Given request — Exact reproduction is required for all entries.

Input records —
+ + +

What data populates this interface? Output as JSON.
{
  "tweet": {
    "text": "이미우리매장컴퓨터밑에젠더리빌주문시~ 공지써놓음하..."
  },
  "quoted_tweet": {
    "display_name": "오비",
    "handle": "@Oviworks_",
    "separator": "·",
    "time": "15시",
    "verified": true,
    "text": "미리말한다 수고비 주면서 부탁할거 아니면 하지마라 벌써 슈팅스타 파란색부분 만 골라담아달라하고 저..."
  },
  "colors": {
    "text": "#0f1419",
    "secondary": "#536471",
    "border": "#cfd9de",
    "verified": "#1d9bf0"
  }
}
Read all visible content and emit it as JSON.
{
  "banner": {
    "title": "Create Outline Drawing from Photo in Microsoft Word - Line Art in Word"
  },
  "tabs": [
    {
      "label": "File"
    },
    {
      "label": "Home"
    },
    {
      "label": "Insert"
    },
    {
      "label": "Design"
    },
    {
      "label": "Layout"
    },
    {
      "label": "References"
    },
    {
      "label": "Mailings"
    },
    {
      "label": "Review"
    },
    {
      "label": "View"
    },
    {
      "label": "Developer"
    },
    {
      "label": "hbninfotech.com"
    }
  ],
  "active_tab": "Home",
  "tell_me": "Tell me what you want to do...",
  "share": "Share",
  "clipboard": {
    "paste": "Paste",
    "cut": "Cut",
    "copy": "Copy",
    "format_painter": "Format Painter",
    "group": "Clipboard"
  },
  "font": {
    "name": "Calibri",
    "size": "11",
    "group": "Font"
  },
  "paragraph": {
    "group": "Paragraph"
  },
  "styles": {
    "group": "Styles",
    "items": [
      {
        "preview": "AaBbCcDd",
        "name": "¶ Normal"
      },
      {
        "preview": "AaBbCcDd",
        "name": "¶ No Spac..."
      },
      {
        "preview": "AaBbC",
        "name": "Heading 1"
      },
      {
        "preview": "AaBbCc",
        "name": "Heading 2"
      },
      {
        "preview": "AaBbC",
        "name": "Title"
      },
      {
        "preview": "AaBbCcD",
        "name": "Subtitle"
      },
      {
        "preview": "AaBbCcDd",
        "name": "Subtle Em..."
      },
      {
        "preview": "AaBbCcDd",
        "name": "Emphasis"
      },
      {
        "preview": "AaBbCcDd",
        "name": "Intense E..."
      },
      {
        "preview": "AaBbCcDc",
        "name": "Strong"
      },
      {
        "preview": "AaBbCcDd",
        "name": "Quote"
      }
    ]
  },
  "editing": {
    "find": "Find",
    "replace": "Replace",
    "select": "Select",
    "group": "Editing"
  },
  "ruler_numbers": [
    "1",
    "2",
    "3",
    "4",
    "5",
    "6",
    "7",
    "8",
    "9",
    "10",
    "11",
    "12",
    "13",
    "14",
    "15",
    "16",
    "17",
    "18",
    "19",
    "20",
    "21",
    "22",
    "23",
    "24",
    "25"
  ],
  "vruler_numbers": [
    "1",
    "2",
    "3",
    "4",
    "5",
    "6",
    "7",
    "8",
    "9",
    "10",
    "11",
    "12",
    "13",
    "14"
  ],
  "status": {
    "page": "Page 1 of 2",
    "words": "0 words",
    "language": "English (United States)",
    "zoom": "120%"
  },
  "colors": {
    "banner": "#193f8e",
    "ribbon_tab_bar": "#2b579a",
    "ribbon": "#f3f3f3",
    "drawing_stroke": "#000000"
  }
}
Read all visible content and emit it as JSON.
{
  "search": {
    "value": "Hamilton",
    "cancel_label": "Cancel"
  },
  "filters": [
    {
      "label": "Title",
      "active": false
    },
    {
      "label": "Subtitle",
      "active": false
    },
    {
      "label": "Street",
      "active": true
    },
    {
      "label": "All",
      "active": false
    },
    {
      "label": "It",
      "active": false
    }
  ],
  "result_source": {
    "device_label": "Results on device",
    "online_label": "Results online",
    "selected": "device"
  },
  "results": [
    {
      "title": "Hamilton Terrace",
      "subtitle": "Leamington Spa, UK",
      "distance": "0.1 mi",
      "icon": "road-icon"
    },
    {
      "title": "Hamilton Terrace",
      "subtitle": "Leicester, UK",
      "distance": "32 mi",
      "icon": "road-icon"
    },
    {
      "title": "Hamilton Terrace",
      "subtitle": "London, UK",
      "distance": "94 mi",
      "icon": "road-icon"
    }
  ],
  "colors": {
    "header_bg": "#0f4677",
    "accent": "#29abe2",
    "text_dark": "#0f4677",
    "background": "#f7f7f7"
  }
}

+ + +

Result —
What data populates this interface? Output as JSON.
{
  "tweet": {
    "text": "이미우리매장컴퓨터밑에젠더리빌주문시~ 공지써놓음하..."
  },
  "quoted_tweet": {
    "display_name": "오비",
    "handle": "@Oviworks_",
    "separator": "·",
    "time": "15시",
    "verified": true,
    "text": "미리말한다 수고비 주면서 부탁할거 아니면 하지마라 벌써 슈팅스타 파란색부분 만 골라담아달라하고 저..."
  },
  "colors": {
    "text": "#0f1419",
    "secondary": "#536471",
    "border": "#cfd9de",
    "verified": "#1d9bf0"
  }
}
Read all visible content and emit it as JSON.
{
  "banner": {
    "title": "Create Outline Drawing from Photo in Microsoft Word - Line Art in Word"
  },
  "tabs": [
    {
      "label": "File"
    },
    {
      "label": "Home"
    },
    {
      "label": "Insert"
    },
    {
      "label": "Design"
    },
    {
      "label": "Layout"
    },
    {
      "label": "References"
    },
    {
      "label": "Mailings"
    },
    {
      "label": "Review"
    },
    {
      "label": "View"
    },
    {
      "label": "Developer"
    },
    {
      "label": "hbninfotech.com"
    }
  ],
  "active_tab": "Home",
  "tell_me": "Tell me what you want to do...",
  "share": "Share",
  "clipboard": {
    "paste": "Paste",
    "cut": "Cut",
    "copy": "Copy",
    "format_painter": "Format Painter",
    "group": "Clipboard"
  },
  "font": {
    "name": "Calibri",
    "size": "11",
    "group": "Font"
  },
  "paragraph": {
    "group": "Paragraph"
  },
  "styles": {
    "group": "Styles",
    "items": [
      {
        "preview": "AaBbCcDd",
        "name": "¶ Normal"
      },
      {
        "preview": "AaBbCcDd",
        "name": "¶ No Spac..."
      },
      {
        "preview": "AaBbC",
        "name": "Heading 1"
      },
      {
        "preview": "AaBbCc",
        "name": "Heading 2"
      },
      {
        "preview": "AaBbC",
        "name": "Title"
      },
      {
        "preview": "AaBbCcD",
        "name": "Subtitle"
      },
      {
        "preview": "AaBbCcDd",
        "name": "Subtle Em..."
      },
      {
        "preview": "AaBbCcDd",
        "name": "Emphasis"
      },
      {
        "preview": "AaBbCcDd",
        "name": "Intense E..."
      },
      {
        "preview": "AaBbCcDc",
        "name": "Strong"
      },
      {
        "preview": "AaBbCcDd",
        "name": "Quote"
      }
    ]
  },
  "editing": {
    "find": "Find",
    "replace": "Replace",
    "select": "Select",
    "group": "Editing"
  },
  "ruler_numbers": [
    "1",
    "2",
    "3",
    "4",
    "5",
    "6",
    "7",
    "8",
    "9",
    "10",
    "11",
    "12",
    "13",
    "14",
    "15",
    "16",
    "17",
    "18",
    "19",
    "20",
    "21",
    "22",
    "23",
    "24",
    "25"
  ],
  "vruler_numbers": [
    "1",
    "2",
    "3",
    "4",
    "5",
    "6",
    "7",
    "8",
    "9",
    "10",
    "11",
    "12",
    "13",
    "14"
  ],
  "status": {
    "page": "Page 1 of 2",
    "words": "0 words",
    "language": "English (United States)",
    "zoom": "120%"
  },
  "colors": {
    "banner": "#193f8e",
    "ribbon_tab_bar": "#2b579a",
    "ribbon": "#f3f3f3",
    "drawing_stroke": "#000000"
  }
}
Read all visible content and emit it as JSON.
{
  "search": {
    "value": "Hamilton",
    "cancel_label": "Cancel"
  },
  "filters": [
    {
      "label": "Title",
      "active": false
    },
    {
      "label": "Subtitle",
      "active": false
    },
    {
      "label": "Street",
      "active": true
    },
    {
      "label": "All",
      "active": false
    },
    {
      "label": "It",
      "active": false
    }
  ],
  "result_source": {
    "device_label": "Results on device",
    "online_label": "Results online",
    "selected": "device"
  },
  "results": [
    {
      "title": "Hamilton Terrace",
      "subtitle": "Leamington Spa, UK",
      "distance": "0.1 mi",
      "icon": "road-icon"
    },
    {
      "title": "Hamilton Terrace",
      "subtitle": "Leicester, UK",
      "distance": "32 mi",
      "icon": "road-icon"
    },
    {
      "title": "Hamilton Terrace",
      "subtitle": "London, UK",
      "distance": "94 mi",
      "icon": "road-icon"
    }
  ],
  "colors": {
    "header_bg": "#0f4677",
    "accent": "#29abe2",
    "text_dark": "#0f4677",
    "background": "#f7f7f7"
  }
}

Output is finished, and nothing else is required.